[Part of a data file]
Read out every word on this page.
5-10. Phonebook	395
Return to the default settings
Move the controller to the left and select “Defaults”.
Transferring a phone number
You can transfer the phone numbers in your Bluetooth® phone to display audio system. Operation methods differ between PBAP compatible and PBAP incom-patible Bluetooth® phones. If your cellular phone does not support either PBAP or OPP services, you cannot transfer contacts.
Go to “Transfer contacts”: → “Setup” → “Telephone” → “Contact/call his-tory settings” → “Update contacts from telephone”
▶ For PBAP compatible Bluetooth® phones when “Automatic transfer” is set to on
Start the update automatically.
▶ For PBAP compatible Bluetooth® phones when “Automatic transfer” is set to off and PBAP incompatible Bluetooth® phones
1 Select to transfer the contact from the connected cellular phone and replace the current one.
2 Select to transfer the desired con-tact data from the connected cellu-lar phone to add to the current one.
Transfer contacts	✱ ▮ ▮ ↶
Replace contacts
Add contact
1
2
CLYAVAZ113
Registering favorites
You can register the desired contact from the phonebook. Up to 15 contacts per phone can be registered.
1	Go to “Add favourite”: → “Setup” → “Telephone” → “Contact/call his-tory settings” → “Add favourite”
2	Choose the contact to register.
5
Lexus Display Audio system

AIM:
Can you give every line above again, exactly as written?

SOLUTION FOR THIS TASK:
Read out every word on this page.
5-10. Phonebook	395
Return to the default settings
Move the controller to the left and select “Defaults”.
Transferring a phone number
You can transfer the phone numbers in your Bluetooth® phone to display audio system. Operation methods differ between PBAP compatible and PBAP incom-patible Bluetooth® phones. If your cellular phone does not support either PBAP or OPP services, you cannot transfer contacts.
Go to “Transfer contacts”: → “Setup” → “Telephone” → “Contact/call his-tory settings” → “Update contacts from telephone”
▶ For PBAP compatible Bluetooth® phones when “Automatic transfer” is set to on
Start the update automatically.
▶ For PBAP compatible Bluetooth® phones when “Automatic transfer” is set to off and PBAP incompatible Bluetooth® phones
1 Select to transfer the contact from the connected cellular phone and replace the current one.
2 Select to transfer the desired con-tact data from the connected cellu-lar phone to add to the current one.
Transfer contacts	✱ ▮ ▮ ↶
Replace contacts
Add contact
1
2
CLYAVAZ113
Registering favorites
You can register the desired contact from the phonebook. Up to 15 contacts per phone can be registered.
1	Go to “Add favourite”: → “Setup” → “Telephone” → “Contact/call his-tory settings” → “Add favourite”
2	Choose the contact to register.
5
Lexus Display Audio system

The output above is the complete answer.